— Task inputs —
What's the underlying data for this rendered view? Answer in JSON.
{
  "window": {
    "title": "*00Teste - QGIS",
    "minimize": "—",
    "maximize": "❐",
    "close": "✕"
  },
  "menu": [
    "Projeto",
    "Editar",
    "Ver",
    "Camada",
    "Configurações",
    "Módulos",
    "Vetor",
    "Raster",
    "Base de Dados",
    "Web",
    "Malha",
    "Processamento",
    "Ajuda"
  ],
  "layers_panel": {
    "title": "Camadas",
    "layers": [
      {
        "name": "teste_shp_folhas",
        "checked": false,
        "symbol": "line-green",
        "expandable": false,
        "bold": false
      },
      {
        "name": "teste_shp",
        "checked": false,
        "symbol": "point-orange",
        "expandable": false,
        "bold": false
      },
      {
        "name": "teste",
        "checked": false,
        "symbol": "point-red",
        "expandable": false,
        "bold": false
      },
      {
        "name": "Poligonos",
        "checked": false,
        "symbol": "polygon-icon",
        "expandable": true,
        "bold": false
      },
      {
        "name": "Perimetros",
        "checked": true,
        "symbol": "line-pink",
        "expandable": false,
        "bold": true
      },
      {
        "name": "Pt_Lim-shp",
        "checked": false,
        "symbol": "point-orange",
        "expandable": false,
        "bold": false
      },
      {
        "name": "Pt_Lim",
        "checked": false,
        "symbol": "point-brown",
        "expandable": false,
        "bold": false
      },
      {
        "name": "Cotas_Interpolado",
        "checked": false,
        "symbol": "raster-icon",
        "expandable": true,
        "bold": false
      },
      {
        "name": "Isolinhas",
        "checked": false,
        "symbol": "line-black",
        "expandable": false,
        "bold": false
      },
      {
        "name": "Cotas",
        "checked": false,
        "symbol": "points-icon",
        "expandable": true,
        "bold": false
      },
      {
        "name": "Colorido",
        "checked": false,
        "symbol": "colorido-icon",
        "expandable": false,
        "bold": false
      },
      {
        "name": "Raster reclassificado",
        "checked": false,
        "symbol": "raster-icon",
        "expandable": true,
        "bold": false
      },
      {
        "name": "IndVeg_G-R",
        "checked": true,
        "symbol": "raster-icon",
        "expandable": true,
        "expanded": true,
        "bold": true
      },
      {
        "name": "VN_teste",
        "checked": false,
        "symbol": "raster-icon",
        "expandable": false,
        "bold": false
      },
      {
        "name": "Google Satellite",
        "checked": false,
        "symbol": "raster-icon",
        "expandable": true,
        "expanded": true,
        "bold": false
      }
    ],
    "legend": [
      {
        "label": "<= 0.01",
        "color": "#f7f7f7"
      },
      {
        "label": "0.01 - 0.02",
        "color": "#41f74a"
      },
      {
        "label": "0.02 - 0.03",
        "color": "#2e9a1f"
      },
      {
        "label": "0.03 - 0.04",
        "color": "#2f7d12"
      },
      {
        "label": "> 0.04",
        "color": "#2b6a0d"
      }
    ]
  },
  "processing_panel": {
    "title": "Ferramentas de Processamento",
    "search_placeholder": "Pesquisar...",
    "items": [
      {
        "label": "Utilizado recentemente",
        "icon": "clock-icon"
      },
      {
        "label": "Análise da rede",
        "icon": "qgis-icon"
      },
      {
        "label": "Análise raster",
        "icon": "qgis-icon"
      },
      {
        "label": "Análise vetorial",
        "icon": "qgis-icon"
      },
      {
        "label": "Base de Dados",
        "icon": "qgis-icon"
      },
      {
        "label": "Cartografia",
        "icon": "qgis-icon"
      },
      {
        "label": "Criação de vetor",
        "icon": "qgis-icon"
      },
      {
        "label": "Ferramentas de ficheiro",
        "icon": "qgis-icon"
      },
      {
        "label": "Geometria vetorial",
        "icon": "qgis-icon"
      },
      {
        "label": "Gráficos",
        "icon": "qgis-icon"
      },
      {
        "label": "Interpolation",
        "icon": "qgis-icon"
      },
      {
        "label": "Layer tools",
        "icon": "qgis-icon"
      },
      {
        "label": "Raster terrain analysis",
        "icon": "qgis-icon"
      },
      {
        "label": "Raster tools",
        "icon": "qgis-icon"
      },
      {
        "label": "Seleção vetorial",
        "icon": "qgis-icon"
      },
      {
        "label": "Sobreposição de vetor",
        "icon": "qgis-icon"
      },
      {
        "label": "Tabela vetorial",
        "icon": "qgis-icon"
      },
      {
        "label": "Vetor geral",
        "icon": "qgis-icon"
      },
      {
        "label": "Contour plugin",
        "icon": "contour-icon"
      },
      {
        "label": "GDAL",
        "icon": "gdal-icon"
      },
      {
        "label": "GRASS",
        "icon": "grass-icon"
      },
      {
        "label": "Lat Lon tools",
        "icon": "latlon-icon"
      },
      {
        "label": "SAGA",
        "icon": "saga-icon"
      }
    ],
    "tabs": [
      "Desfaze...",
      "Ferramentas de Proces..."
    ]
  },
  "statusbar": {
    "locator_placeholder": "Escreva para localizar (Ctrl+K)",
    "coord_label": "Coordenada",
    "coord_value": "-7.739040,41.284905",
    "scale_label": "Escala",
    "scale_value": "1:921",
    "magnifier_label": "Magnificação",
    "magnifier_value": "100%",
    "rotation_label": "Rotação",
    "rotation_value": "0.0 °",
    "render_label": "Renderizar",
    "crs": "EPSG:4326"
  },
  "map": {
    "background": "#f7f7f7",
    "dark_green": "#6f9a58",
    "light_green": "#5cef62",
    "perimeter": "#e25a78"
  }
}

— Stated task —
Write out every entry verbatim.

— Full response —
What's the underlying data for this rendered view? Answer in JSON.
{
  "window": {
    "title": "*00Teste - QGIS",
    "minimize": "—",
    "maximize": "❐",
    "close": "✕"
  },
  "menu": [
    "Projeto",
    "Editar",
    "Ver",
    "Camada",
    "Configurações",
    "Módulos",
    "Vetor",
    "Raster",
    "Base de Dados",
    "Web",
    "Malha",
    "Processamento",
    "Ajuda"
  ],
  "layers_panel": {
    "title": "Camadas",
    "layers": [
      {
        "name": "teste_shp_folhas",
        "checked": false,
        "symbol": "line-green",
        "expandable": false,
        "bold": false
      },
      {
        "name": "teste_shp",
        "checked": false,
        "symbol": "point-orange",
        "expandable": false,
        "bold": false
      },
      {
        "name": "teste",
        "checked": false,
        "symbol": "point-red",
        "expandable": false,
        "bold": false
      },
      {
        "name": "Poligonos",
        "checked": false,
        "symbol": "polygon-icon",
        "expandable": true,
        "bold": false
      },
      {
        "name": "Perimetros",
        "checked": true,
        "symbol": "line-pink",
        "expandable": false,
        "bold": true
      },
      {
        "name": "Pt_Lim-shp",
        "checked": false,
        "symbol": "point-orange",
        "expandable": false,
        "bold": false
      },
      {
        "name": "Pt_Lim",
        "checked": false,
        "symbol": "point-brown",
        "expandable": false,
        "bold": false
      },
      {
        "name": "Cotas_Interpolado",
        "checked": false,
        "symbol": "raster-icon",
        "expandable": true,
        "bold": false
      },
      {
        "name": "Isolinhas",
        "checked": false,
        "symbol": "line-black",
        "expandable": false,
        "bold": false
      },
      {
        "name": "Cotas",
        "checked": false,
        "symbol": "points-icon",
        "expandable": true,
        "bold": false
      },
      {
        "name": "Colorido",
        "checked": false,
        "symbol": "colorido-icon",
        "expandable": false,
        "bold": false
      },
      {
        "name": "Raster reclassificado",
        "checked": false,
        "symbol": "raster-icon",
        "expandable": true,
        "bold": false
      },
      {
        "name": "IndVeg_G-R",
        "checked": true,
        "symbol": "raster-icon",
        "expandable": true,
        "expanded": true,
        "bold": true
      },
      {
        "name": "VN_teste",
        "checked": false,
        "symbol": "raster-icon",
        "expandable": false,
        "bold": false
      },
      {
        "name": "Google Satellite",
        "checked": false,
        "symbol": "raster-icon",
        "expandable": true,
        "expanded": true,
        "bold": false
      }
    ],
    "legend": [
      {
        "label": "<= 0.01",
        "color": "#f7f7f7"
      },
      {
        "label": "0.01 - 0.02",
        "color": "#41f74a"
      },
      {
        "label": "0.02 - 0.03",
        "color": "#2e9a1f"
      },
      {
        "label": "0.03 - 0.04",
        "color": "#2f7d12"
      },
      {
        "label": "> 0.04",
        "color": "#2b6a0d"
      }
    ]
  },
  "processing_panel": {
    "title": "Ferramentas de Processamento",
    "search_placeholder": "Pesquisar...",
    "items": [
      {
        "label": "Utilizado recentemente",
        "icon": "clock-icon"
      },
      {
        "label": "Análise da rede",
        "icon": "qgis-icon"
      },
      {
        "label": "Análise raster",
        "icon": "qgis-icon"
      },
      {
        "label": "Análise vetorial",
        "icon": "qgis-icon"
      },
      {
        "label": "Base de Dados",
        "icon": "qgis-icon"
      },
      {
        "label": "Cartografia",
        "icon": "qgis-icon"
      },
      {
        "label": "Criação de vetor",
        "icon": "qgis-icon"
      },
      {
        "label": "Ferramentas de ficheiro",
        "icon": "qgis-icon"
      },
      {
        "label": "Geometria vetorial",
        "icon": "qgis-icon"
      },
      {
        "label": "Gráficos",
        "icon": "qgis-icon"
      },
      {
        "label": "Interpolation",
        "icon": "qgis-icon"
      },
      {
        "label": "Layer tools",
        "icon": "qgis-icon"
      },
      {
        "label": "Raster terrain analysis",
        "icon": "qgis-icon"
      },
      {
        "label": "Raster tools",
        "icon": "qgis-icon"
      },
      {
        "label": "Seleção vetorial",
        "icon": "qgis-icon"
      },
      {
        "label": "Sobreposição de vetor",
        "icon": "qgis-icon"
      },
      {
        "label": "Tabela vetorial",
        "icon": "qgis-icon"
      },
      {
        "label": "Vetor geral",
        "icon": "qgis-icon"
      },
      {
        "label": "Contour plugin",
        "icon": "contour-icon"
      },
      {
        "label": "GDAL",
        "icon": "gdal-icon"
      },
      {
        "label": "GRASS",
        "icon": "grass-icon"
      },
      {
        "label": "Lat Lon tools",
        "icon": "latlon-icon"
      },
      {
        "label": "SAGA",
        "icon": "saga-icon"
      }
    ],
    "tabs": [
      "Desfaze...",
      "Ferramentas de Proces..."
    ]
  },
  "statusbar": {
    "locator_placeholder": "Escreva para localizar (Ctrl+K)",
    "coord_label": "Coordenada",
    "coord_value": "-7.739040,41.284905",
    "scale_label": "Escala",
    "scale_value": "1:921",
    "magnifier_label": "Magnificação",
    "magnifier_value": "100%",
    "rotation_label": "Rotação",
    "rotation_value": "0.0 °",
    "render_label": "Renderizar",
    "crs": "EPSG:4326"
  },
  "map": {
    "background": "#f7f7f7",
    "dark_green": "#6f9a58",
    "light_green": "#5cef62",
    "perimeter": "#e25a78"
  }
}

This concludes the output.